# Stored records
────────────────

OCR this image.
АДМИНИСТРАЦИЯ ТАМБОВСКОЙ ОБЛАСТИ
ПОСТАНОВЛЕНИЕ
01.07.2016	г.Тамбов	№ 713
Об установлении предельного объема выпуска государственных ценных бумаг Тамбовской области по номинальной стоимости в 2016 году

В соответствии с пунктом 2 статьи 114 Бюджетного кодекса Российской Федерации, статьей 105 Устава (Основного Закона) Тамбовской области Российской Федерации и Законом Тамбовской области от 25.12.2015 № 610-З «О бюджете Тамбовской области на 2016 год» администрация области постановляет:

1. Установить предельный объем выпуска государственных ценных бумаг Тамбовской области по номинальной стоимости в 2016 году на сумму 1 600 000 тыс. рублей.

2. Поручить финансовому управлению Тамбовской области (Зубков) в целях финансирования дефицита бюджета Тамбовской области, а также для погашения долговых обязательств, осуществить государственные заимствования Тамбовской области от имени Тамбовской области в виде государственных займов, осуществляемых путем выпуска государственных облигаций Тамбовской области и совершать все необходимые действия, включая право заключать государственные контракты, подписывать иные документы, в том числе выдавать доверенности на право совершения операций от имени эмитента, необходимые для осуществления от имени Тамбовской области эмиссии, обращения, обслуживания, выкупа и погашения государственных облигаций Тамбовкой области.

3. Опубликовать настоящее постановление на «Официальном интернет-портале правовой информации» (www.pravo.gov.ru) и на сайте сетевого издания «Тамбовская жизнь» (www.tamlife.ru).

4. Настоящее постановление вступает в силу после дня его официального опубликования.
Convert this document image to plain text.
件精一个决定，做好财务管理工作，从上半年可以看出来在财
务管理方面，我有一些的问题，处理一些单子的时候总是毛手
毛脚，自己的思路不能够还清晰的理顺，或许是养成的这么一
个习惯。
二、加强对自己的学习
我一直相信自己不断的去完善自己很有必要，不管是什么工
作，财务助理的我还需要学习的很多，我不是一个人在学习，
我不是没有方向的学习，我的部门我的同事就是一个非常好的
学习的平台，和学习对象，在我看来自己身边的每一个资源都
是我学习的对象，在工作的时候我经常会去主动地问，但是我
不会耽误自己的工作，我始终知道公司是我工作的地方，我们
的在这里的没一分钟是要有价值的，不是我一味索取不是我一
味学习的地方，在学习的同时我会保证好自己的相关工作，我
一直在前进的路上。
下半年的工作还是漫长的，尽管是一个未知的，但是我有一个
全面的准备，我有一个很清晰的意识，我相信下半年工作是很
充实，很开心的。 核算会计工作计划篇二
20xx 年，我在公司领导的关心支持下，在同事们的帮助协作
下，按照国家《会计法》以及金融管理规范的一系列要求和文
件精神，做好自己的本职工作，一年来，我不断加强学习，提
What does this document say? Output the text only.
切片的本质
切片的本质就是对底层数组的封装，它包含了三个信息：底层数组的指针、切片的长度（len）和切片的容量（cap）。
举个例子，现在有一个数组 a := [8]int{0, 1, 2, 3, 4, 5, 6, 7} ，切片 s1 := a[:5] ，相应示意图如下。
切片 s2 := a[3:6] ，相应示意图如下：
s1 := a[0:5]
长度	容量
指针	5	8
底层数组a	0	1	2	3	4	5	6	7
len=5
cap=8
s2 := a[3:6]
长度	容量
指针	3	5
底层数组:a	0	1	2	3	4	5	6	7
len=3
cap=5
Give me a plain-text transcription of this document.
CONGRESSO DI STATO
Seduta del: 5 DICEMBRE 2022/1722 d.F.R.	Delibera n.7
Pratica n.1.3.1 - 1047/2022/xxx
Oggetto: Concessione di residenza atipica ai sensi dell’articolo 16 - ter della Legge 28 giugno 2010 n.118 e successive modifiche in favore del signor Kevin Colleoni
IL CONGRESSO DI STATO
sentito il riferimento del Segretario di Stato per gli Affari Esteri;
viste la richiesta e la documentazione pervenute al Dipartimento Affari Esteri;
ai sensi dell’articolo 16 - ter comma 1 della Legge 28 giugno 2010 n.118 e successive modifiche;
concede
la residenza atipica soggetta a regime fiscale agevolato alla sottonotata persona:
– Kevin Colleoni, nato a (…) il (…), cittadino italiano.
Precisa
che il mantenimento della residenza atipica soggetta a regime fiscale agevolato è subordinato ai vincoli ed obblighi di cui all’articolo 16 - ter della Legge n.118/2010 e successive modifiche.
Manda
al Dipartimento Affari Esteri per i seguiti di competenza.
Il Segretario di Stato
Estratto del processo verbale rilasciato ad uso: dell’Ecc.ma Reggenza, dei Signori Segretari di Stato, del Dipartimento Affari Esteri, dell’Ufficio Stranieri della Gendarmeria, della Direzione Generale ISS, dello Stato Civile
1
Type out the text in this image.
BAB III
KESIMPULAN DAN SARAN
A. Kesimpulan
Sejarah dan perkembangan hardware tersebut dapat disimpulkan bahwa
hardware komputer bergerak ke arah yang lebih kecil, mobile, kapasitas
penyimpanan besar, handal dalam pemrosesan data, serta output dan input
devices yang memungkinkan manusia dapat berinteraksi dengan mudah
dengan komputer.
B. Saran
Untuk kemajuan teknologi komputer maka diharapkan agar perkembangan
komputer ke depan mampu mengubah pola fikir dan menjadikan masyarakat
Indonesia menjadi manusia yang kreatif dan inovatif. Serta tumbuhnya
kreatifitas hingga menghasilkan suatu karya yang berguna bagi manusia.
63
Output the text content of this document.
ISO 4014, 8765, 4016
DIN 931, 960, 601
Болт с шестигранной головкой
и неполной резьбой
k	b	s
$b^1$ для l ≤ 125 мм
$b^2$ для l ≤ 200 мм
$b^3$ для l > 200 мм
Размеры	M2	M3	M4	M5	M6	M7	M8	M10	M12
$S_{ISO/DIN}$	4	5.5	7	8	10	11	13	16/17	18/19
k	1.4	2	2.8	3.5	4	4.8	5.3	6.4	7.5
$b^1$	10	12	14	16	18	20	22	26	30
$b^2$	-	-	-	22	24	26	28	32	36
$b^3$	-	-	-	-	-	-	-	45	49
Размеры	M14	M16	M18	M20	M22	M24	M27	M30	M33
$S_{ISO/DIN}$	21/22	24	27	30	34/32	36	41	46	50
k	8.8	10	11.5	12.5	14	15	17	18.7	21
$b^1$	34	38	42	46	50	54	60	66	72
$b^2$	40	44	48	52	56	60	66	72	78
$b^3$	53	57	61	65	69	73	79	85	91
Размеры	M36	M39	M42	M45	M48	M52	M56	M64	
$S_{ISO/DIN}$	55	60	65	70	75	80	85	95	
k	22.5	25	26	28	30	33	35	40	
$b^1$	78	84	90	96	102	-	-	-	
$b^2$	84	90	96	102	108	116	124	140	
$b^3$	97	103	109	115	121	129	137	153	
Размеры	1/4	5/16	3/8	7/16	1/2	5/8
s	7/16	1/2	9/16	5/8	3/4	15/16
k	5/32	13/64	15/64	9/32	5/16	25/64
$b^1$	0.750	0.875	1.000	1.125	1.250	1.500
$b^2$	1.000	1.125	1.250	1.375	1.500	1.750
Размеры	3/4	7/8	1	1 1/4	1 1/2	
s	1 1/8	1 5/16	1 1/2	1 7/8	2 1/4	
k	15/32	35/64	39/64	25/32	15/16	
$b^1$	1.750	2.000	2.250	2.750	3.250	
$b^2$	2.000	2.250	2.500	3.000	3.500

────────────────

# TO BE DONE
Go through the records above and retype each one exactly.

# WRITTEN RESPONSE
OCR this image.
АДМИНИСТРАЦИЯ ТАМБОВСКОЙ ОБЛАСТИ
ПОСТАНОВЛЕНИЕ
01.07.2016	г.Тамбов	№ 713
Об установлении предельного объема выпуска государственных ценных бумаг Тамбовской области по номинальной стоимости в 2016 году

В соответствии с пунктом 2 статьи 114 Бюджетного кодекса Российской Федерации, статьей 105 Устава (Основного Закона) Тамбовской области Российской Федерации и Законом Тамбовской области от 25.12.2015 № 610-З «О бюджете Тамбовской области на 2016 год» администрация области постановляет:

1. Установить предельный объем выпуска государственных ценных бумаг Тамбовской области по номинальной стоимости в 2016 году на сумму 1 600 000 тыс. рублей.

2. Поручить финансовому управлению Тамбовской области (Зубков) в целях финансирования дефицита бюджета Тамбовской области, а также для погашения долговых обязательств, осуществить государственные заимствования Тамбовской области от имени Тамбовской области в виде государственных займов, осуществляемых путем выпуска государственных облигаций Тамбовской области и совершать все необходимые действия, включая право заключать государственные контракты, подписывать иные документы, в том числе выдавать доверенности на право совершения операций от имени эмитента, необходимые для осуществления от имени Тамбовской области эмиссии, обращения, обслуживания, выкупа и погашения государственных облигаций Тамбовкой области.

3. Опубликовать настоящее постановление на «Официальном интернет-портале правовой информации» (www.pravo.gov.ru) и на сайте сетевого издания «Тамбовская жизнь» (www.tamlife.ru).

4. Настоящее постановление вступает в силу после дня его официального опубликования.
Convert this document image to plain text.
件精一个决定，做好财务管理工作，从上半年可以看出来在财
务管理方面，我有一些的问题，处理一些单子的时候总是毛手
毛脚，自己的思路不能够还清晰的理顺，或许是养成的这么一
个习惯。
二、加强对自己的学习
我一直相信自己不断的去完善自己很有必要，不管是什么工
作，财务助理的我还需要学习的很多，我不是一个人在学习，
我不是没有方向的学习，我的部门我的同事就是一个非常好的
学习的平台，和学习对象，在我看来自己身边的每一个资源都
是我学习的对象，在工作的时候我经常会去主动地问，但是我
不会耽误自己的工作，我始终知道公司是我工作的地方，我们
的在这里的没一分钟是要有价值的，不是我一味索取不是我一
味学习的地方，在学习的同时我会保证好自己的相关工作，我
一直在前进的路上。
下半年的工作还是漫长的，尽管是一个未知的，但是我有一个
全面的准备，我有一个很清晰的意识，我相信下半年工作是很
充实，很开心的。 核算会计工作计划篇二
20xx 年，我在公司领导的关心支持下，在同事们的帮助协作
下，按照国家《会计法》以及金融管理规范的一系列要求和文
件精神，做好自己的本职工作，一年来，我不断加强学习，提
What does this document say? Output the text only.
切片的本质
切片的本质就是对底层数组的封装，它包含了三个信息：底层数组的指针、切片的长度（len）和切片的容量（cap）。
举个例子，现在有一个数组 a := [8]int{0, 1, 2, 3, 4, 5, 6, 7} ，切片 s1 := a[:5] ，相应示意图如下。
切片 s2 := a[3:6] ，相应示意图如下：
s1 := a[0:5]
长度	容量
指针	5	8
底层数组a	0	1	2	3	4	5	6	7
len=5
cap=8
s2 := a[3:6]
长度	容量
指针	3	5
底层数组:a	0	1	2	3	4	5	6	7
len=3
cap=5
Give me a plain-text transcription of this document.
CONGRESSO DI STATO
Seduta del: 5 DICEMBRE 2022/1722 d.F.R.	Delibera n.7
Pratica n.1.3.1 - 1047/2022/xxx
Oggetto: Concessione di residenza atipica ai sensi dell’articolo 16 - ter della Legge 28 giugno 2010 n.118 e successive modifiche in favore del signor Kevin Colleoni
IL CONGRESSO DI STATO
sentito il riferimento del Segretario di Stato per gli Affari Esteri;
viste la richiesta e la documentazione pervenute al Dipartimento Affari Esteri;
ai sensi dell’articolo 16 - ter comma 1 della Legge 28 giugno 2010 n.118 e successive modifiche;
concede
la residenza atipica soggetta a regime fiscale agevolato alla sottonotata persona:
– Kevin Colleoni, nato a (…) il (…), cittadino italiano.
Precisa
che il mantenimento della residenza atipica soggetta a regime fiscale agevolato è subordinato ai vincoli ed obblighi di cui all’articolo 16 - ter della Legge n.118/2010 e successive modifiche.
Manda
al Dipartimento Affari Esteri per i seguiti di competenza.
Il Segretario di Stato
Estratto del processo verbale rilasciato ad uso: dell’Ecc.ma Reggenza, dei Signori Segretari di Stato, del Dipartimento Affari Esteri, dell’Ufficio Stranieri della Gendarmeria, della Direzione Generale ISS, dello Stato Civile
1
Type out the text in this image.
BAB III
KESIMPULAN DAN SARAN
A. Kesimpulan
Sejarah dan perkembangan hardware tersebut dapat disimpulkan bahwa
hardware komputer bergerak ke arah yang lebih kecil, mobile, kapasitas
penyimpanan besar, handal dalam pemrosesan data, serta output dan input
devices yang memungkinkan manusia dapat berinteraksi dengan mudah
dengan komputer.
B. Saran
Untuk kemajuan teknologi komputer maka diharapkan agar perkembangan
komputer ke depan mampu mengubah pola fikir dan menjadikan masyarakat
Indonesia menjadi manusia yang kreatif dan inovatif. Serta tumbuhnya
kreatifitas hingga menghasilkan suatu karya yang berguna bagi manusia.
63
Output the text content of this document.
ISO 4014, 8765, 4016
DIN 931, 960, 601
Болт с шестигранной головкой
и неполной резьбой
k	b	s
$b^1$ для l ≤ 125 мм
$b^2$ для l ≤ 200 мм
$b^3$ для l > 200 мм
Размеры	M2	M3	M4	M5	M6	M7	M8	M10	M12
$S_{ISO/DIN}$	4	5.5	7	8	10	11	13	16/17	18/19
k	1.4	2	2.8	3.5	4	4.8	5.3	6.4	7.5
$b^1$	10	12	14	16	18	20	22	26	30
$b^2$	-	-	-	22	24	26	28	32	36
$b^3$	-	-	-	-	-	-	-	45	49
Размеры	M14	M16	M18	M20	M22	M24	M27	M30	M33
$S_{ISO/DIN}$	21/22	24	27	30	34/32	36	41	46	50
k	8.8	10	11.5	12.5	14	15	17	18.7	21
$b^1$	34	38	42	46	50	54	60	66	72
$b^2$	40	44	48	52	56	60	66	72	78
$b^3$	53	57	61	65	69	73	79	85	91
Размеры	M36	M39	M42	M45	M48	M52	M56	M64	
$S_{ISO/DIN}$	55	60	65	70	75	80	85	95	
k	22.5	25	26	28	30	33	35	40	
$b^1$	78	84	90	96	102	-	-	-	
$b^2$	84	90	96	102	108	116	124	140	
$b^3$	97	103	109	115	121	129	137	153	
Размеры	1/4	5/16	3/8	7/16	1/2	5/8
s	7/16	1/2	9/16	5/8	3/4	15/16
k	5/32	13/64	15/64	9/32	5/16	25/64
$b^1$	0.750	0.875	1.000	1.125	1.250	1.500
$b^2$	1.000	1.125	1.250	1.375	1.500	1.750
Размеры	3/4	7/8	1	1 1/4	1 1/2	
s	1 1/8	1 5/16	1 1/2	1 7/8	2 1/4	
k	15/32	35/64	39/64	25/32	15/16	
$b^1$	1.750	2.000	2.250	2.750	3.250	
$b^2$	2.000	2.250	2.500	3.000	3.500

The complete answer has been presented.